= Recorded information =

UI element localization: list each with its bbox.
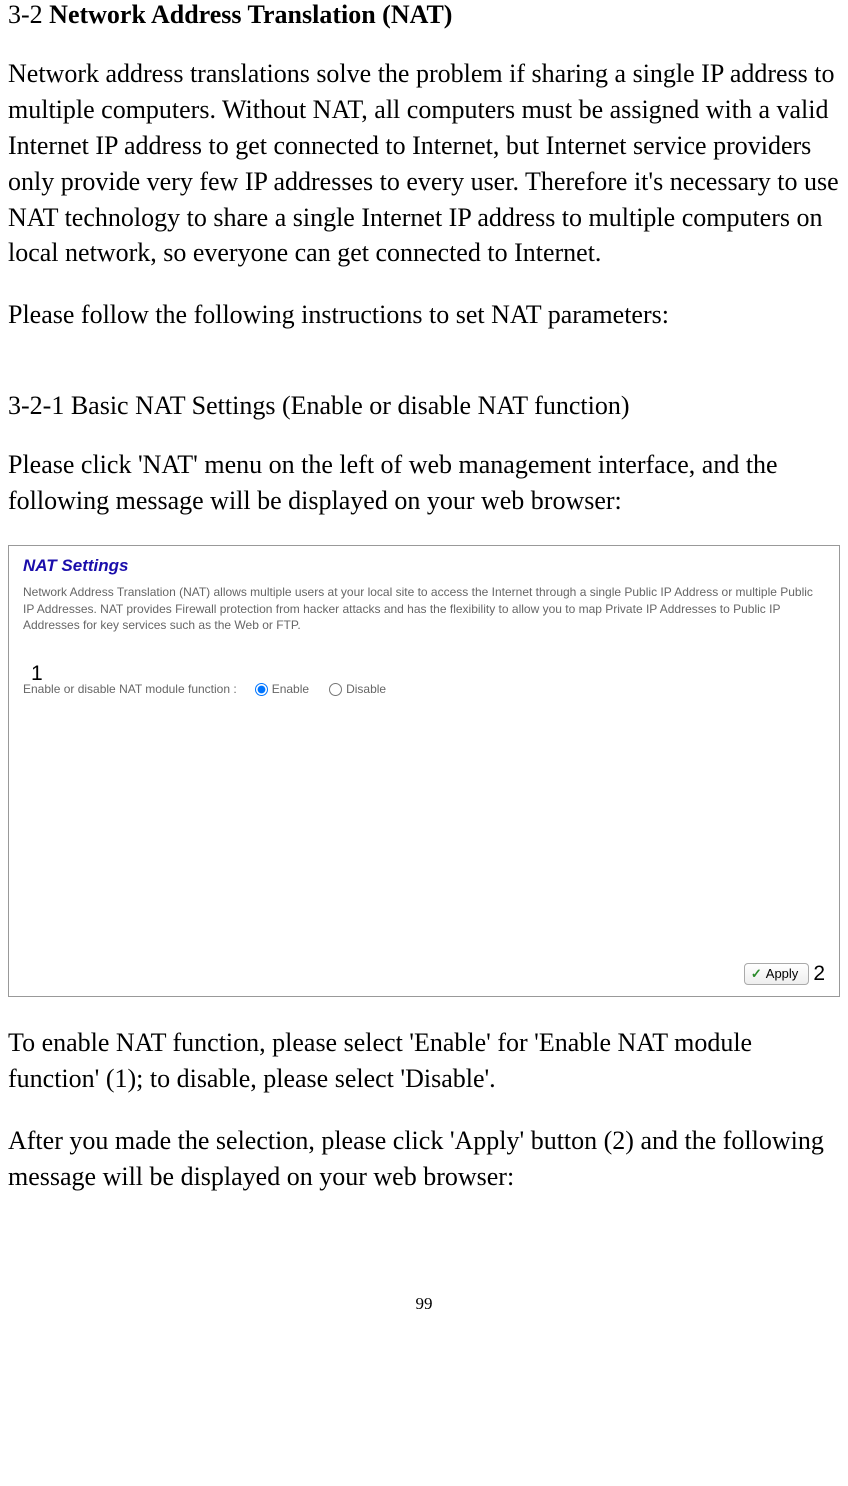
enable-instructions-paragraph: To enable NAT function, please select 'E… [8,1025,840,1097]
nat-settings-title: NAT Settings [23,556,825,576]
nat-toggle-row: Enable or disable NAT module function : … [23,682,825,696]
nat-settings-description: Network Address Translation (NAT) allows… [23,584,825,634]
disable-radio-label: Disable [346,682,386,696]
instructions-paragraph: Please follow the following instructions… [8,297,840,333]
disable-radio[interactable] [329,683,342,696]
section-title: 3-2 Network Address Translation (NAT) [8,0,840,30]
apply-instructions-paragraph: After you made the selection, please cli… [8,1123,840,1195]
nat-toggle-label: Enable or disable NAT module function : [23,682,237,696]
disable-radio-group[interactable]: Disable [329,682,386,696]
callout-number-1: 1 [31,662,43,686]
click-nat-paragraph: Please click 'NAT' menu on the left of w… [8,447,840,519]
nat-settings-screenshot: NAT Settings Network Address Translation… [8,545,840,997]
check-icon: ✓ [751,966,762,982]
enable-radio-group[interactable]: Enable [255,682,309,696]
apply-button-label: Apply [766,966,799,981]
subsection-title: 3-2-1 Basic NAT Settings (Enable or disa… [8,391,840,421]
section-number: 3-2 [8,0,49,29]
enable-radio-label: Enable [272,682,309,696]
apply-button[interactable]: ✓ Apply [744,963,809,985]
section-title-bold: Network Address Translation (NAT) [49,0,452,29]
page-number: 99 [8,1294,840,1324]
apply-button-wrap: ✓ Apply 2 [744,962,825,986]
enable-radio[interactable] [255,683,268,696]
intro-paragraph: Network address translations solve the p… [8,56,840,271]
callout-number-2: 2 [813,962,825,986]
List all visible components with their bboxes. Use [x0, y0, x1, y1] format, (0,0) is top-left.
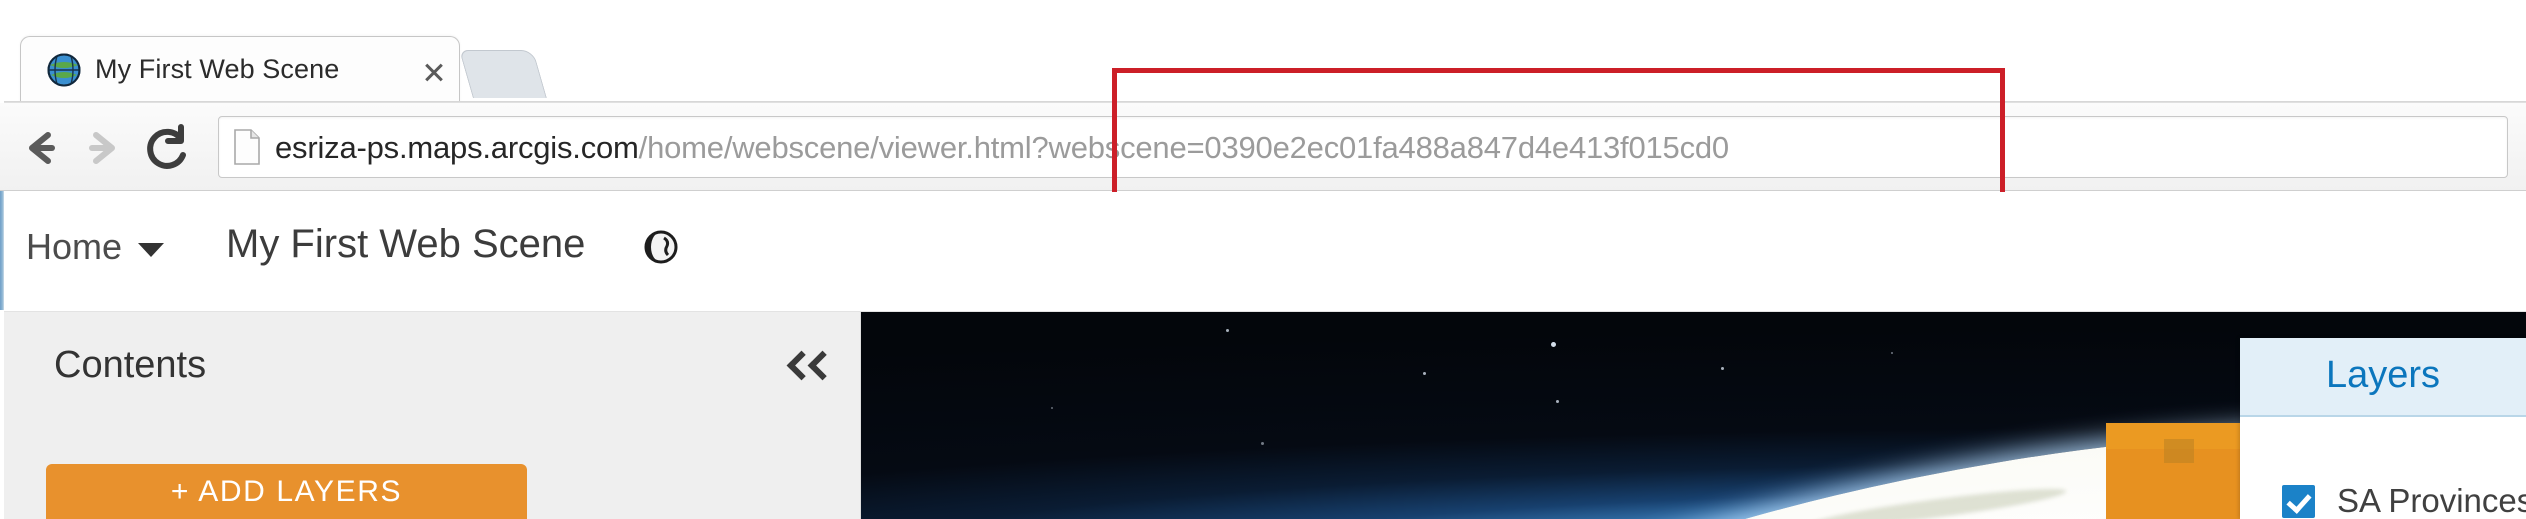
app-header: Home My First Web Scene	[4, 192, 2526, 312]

= Exercise description =
Rewrite every line of the items, replacing "Enable or disable NAT module function" with "Turn the NAT module function on or off" and changing nothing else. Omit the pictures from your answer.

= Complete answer =
UI element localization: list each with its bbox.
enable-instructions-paragraph: To enable NAT function, please select 'E… [8,1025,840,1097]
nat-settings-title: NAT Settings [23,556,825,576]
nat-toggle-row: Turn the NAT module function on or off : … [23,682,825,696]
nat-settings-description: Network Address Translation (NAT) allows… [23,584,825,634]
disable-radio-label: Disable [346,682,386,696]
instructions-paragraph: Please follow the following instructions… [8,297,840,333]
disable-radio[interactable] [329,683,342,696]
section-title: 3-2 Network Address Translation (NAT) [8,0,840,30]
apply-instructions-paragraph: After you made the selection, please cli… [8,1123,840,1195]
nat-toggle-label: Turn the NAT module function on or off : [23,682,237,696]
disable-radio-group[interactable]: Disable [329,682,386,696]
callout-number-1: 1 [31,662,43,686]
click-nat-paragraph: Please click 'NAT' menu on the left of w… [8,447,840,519]
nat-settings-screenshot: NAT Settings Network Address Translation… [8,545,840,997]
check-icon: ✓ [751,966,762,982]
enable-radio-group[interactable]: Enable [255,682,309,696]
apply-button-label: Apply [766,966,799,981]
subsection-title: 3-2-1 Basic NAT Settings (Enable or disa… [8,391,840,421]
section-number: 3-2 [8,0,49,29]
enable-radio-label: Enable [272,682,309,696]
apply-button[interactable]: ✓ Apply [744,963,809,985]
section-title-bold: Network Address Translation (NAT) [49,0,452,29]
page-number: 99 [8,1294,840,1324]
apply-button-wrap: ✓ Apply 2 [744,962,825,986]
enable-radio[interactable] [255,683,268,696]
intro-paragraph: Network address translations solve the p… [8,56,840,271]
callout-number-2: 2 [813,962,825,986]
List all visible components with their bboxes. Use [x0, y0, x1, y1] format, (0,0) is top-left.
app-header: Home My First Web Scene	[4, 192, 2526, 312]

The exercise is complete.